» Data section
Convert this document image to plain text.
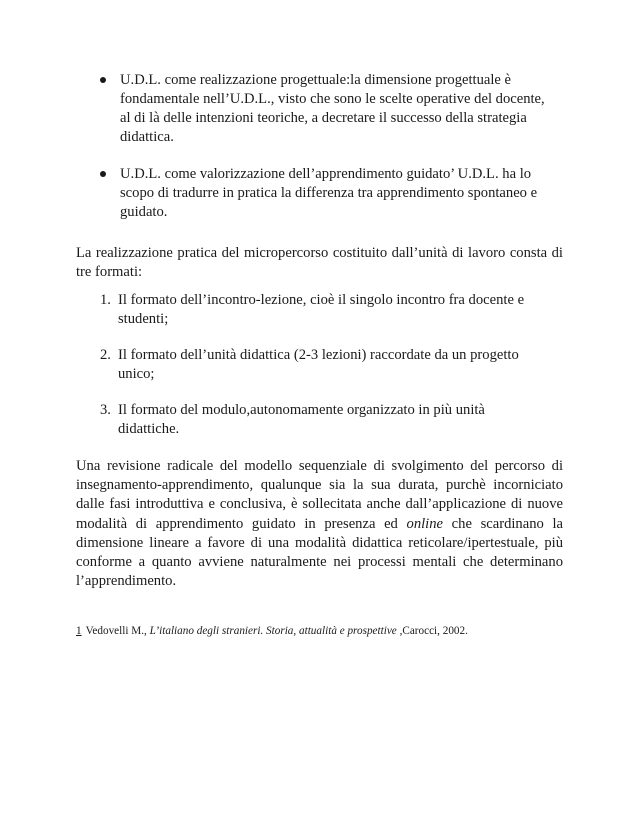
U.D.L. come realizzazione progettuale:la dimensione progettuale è
fondamentale nell’U.D.L., visto che sono le scelte operative del docente,
al di là delle intenzioni teoriche, a decretare il successo della strategia
didattica.
U.D.L. come valorizzazione dell’apprendimento guidato’ U.D.L. ha lo
scopo di tradurre in pratica la differenza tra apprendimento spontaneo e
guidato.

La realizzazione pratica del micropercorso costituito dall’unità di lavoro consta di tre formati:

1. Il formato dell’incontro-lezione, cioè il singolo incontro fra docente e
studenti;
2. Il formato dell’unità didattica (2-3 lezioni) raccordate da un progetto
unico;
3. Il formato del modulo,autonomamente organizzato in più unità
didattiche.

Una revisione radicale del modello sequenziale di svolgimento del percorso di insegnamento-apprendimento, qualunque sia la sua durata, purchè incorniciato dalle fasi introduttiva e conclusiva, è sollecitata anche dall’applicazione di nuove modalità di apprendimento guidato in presenza ed online che scardinano la dimensione lineare a favore di una modalità didattica reticolare/ipertestuale, più conforme a quanto avviene naturalmente nei processi mentali che determinano l’apprendimento.

1 Vedovelli M., L’italiano degli stranieri. Storia, attualità e prospettive ,Carocci, 2002.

» What this task involves
Without the pictures, transcribe the listing above exactly.

» Result
Convert this document image to plain text.
U.D.L. come realizzazione progettuale:la dimensione progettuale è
fondamentale nell’U.D.L., visto che sono le scelte operative del docente,
al di là delle intenzioni teoriche, a decretare il successo della strategia
didattica.
U.D.L. come valorizzazione dell’apprendimento guidato’ U.D.L. ha lo
scopo di tradurre in pratica la differenza tra apprendimento spontaneo e
guidato.

La realizzazione pratica del micropercorso costituito dall’unità di lavoro consta di tre formati:

1. Il formato dell’incontro-lezione, cioè il singolo incontro fra docente e
studenti;
2. Il formato dell’unità didattica (2-3 lezioni) raccordate da un progetto
unico;
3. Il formato del modulo,autonomamente organizzato in più unità
didattiche.

Una revisione radicale del modello sequenziale di svolgimento del percorso di insegnamento-apprendimento, qualunque sia la sua durata, purchè incorniciato dalle fasi introduttiva e conclusiva, è sollecitata anche dall’applicazione di nuove modalità di apprendimento guidato in presenza ed online che scardinano la dimensione lineare a favore di una modalità didattica reticolare/ipertestuale, più conforme a quanto avviene naturalmente nei processi mentali che determinano l’apprendimento.

1 Vedovelli M., L’italiano degli stranieri. Storia, attualità e prospettive ,Carocci, 2002.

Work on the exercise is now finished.